■ **Exercise input**
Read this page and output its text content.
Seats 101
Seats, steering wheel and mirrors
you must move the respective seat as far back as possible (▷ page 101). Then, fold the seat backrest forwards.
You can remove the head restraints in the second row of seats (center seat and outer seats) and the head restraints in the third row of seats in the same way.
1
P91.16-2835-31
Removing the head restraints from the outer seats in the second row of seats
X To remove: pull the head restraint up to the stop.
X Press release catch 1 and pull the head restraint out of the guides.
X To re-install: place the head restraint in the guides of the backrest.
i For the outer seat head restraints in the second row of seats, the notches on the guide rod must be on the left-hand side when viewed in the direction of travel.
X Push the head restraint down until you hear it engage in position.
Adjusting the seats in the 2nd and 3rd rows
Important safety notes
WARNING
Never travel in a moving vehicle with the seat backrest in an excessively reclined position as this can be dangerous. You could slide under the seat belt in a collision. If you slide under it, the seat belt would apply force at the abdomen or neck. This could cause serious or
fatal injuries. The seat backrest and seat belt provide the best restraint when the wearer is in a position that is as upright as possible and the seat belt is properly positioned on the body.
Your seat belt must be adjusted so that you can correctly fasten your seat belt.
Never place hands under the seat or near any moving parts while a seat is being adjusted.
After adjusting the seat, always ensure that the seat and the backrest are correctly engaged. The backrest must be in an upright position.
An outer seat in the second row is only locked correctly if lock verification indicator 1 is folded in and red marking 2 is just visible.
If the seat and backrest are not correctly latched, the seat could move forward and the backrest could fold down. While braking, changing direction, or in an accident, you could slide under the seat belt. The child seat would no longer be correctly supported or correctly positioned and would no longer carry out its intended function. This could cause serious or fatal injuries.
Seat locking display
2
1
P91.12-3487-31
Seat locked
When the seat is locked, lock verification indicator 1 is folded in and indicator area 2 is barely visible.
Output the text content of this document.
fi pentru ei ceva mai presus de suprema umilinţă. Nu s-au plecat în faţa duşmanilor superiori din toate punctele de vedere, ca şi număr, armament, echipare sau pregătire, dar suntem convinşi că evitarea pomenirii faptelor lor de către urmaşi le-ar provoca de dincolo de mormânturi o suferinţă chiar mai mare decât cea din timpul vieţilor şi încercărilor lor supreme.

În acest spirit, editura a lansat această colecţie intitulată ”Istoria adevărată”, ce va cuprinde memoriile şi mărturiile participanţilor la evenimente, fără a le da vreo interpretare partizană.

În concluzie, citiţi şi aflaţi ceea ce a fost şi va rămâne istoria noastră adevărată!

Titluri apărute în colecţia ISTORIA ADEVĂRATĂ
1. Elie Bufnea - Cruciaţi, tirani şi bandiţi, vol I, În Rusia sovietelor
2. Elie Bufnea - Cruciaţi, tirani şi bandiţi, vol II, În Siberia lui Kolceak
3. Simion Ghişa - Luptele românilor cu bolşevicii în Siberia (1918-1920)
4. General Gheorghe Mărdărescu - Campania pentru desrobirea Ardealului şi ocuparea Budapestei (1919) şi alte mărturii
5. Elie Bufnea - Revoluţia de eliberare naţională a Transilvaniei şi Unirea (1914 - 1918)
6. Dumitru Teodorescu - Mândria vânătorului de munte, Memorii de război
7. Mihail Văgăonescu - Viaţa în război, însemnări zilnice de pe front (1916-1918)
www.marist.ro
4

■ **What you will do**
Copy every record above exactly as it appears.

■ **Result of this task**
Read this page and output its text content.
Seats 101
Seats, steering wheel and mirrors
you must move the respective seat as far back as possible (▷ page 101). Then, fold the seat backrest forwards.
You can remove the head restraints in the second row of seats (center seat and outer seats) and the head restraints in the third row of seats in the same way.
1
P91.16-2835-31
Removing the head restraints from the outer seats in the second row of seats
X To remove: pull the head restraint up to the stop.
X Press release catch 1 and pull the head restraint out of the guides.
X To re-install: place the head restraint in the guides of the backrest.
i For the outer seat head restraints in the second row of seats, the notches on the guide rod must be on the left-hand side when viewed in the direction of travel.
X Push the head restraint down until you hear it engage in position.
Adjusting the seats in the 2nd and 3rd rows
Important safety notes
WARNING
Never travel in a moving vehicle with the seat backrest in an excessively reclined position as this can be dangerous. You could slide under the seat belt in a collision. If you slide under it, the seat belt would apply force at the abdomen or neck. This could cause serious or
fatal injuries. The seat backrest and seat belt provide the best restraint when the wearer is in a position that is as upright as possible and the seat belt is properly positioned on the body.
Your seat belt must be adjusted so that you can correctly fasten your seat belt.
Never place hands under the seat or near any moving parts while a seat is being adjusted.
After adjusting the seat, always ensure that the seat and the backrest are correctly engaged. The backrest must be in an upright position.
An outer seat in the second row is only locked correctly if lock verification indicator 1 is folded in and red marking 2 is just visible.
If the seat and backrest are not correctly latched, the seat could move forward and the backrest could fold down. While braking, changing direction, or in an accident, you could slide under the seat belt. The child seat would no longer be correctly supported or correctly positioned and would no longer carry out its intended function. This could cause serious or fatal injuries.
Seat locking display
2
1
P91.12-3487-31
Seat locked
When the seat is locked, lock verification indicator 1 is folded in and indicator area 2 is barely visible.
Output the text content of this document.
fi pentru ei ceva mai presus de suprema umilinţă. Nu s-au plecat în faţa duşmanilor superiori din toate punctele de vedere, ca şi număr, armament, echipare sau pregătire, dar suntem convinşi că evitarea pomenirii faptelor lor de către urmaşi le-ar provoca de dincolo de mormânturi o suferinţă chiar mai mare decât cea din timpul vieţilor şi încercărilor lor supreme.

În acest spirit, editura a lansat această colecţie intitulată ”Istoria adevărată”, ce va cuprinde memoriile şi mărturiile participanţilor la evenimente, fără a le da vreo interpretare partizană.

În concluzie, citiţi şi aflaţi ceea ce a fost şi va rămâne istoria noastră adevărată!

Titluri apărute în colecţia ISTORIA ADEVĂRATĂ
1. Elie Bufnea - Cruciaţi, tirani şi bandiţi, vol I, În Rusia sovietelor
2. Elie Bufnea - Cruciaţi, tirani şi bandiţi, vol II, În Siberia lui Kolceak
3. Simion Ghişa - Luptele românilor cu bolşevicii în Siberia (1918-1920)
4. General Gheorghe Mărdărescu - Campania pentru desrobirea Ardealului şi ocuparea Budapestei (1919) şi alte mărturii
5. Elie Bufnea - Revoluţia de eliberare naţională a Transilvaniei şi Unirea (1914 - 1918)
6. Dumitru Teodorescu - Mândria vânătorului de munte, Memorii de război
7. Mihail Văgăonescu - Viaţa în război, însemnări zilnice de pe front (1916-1918)
www.marist.ro
4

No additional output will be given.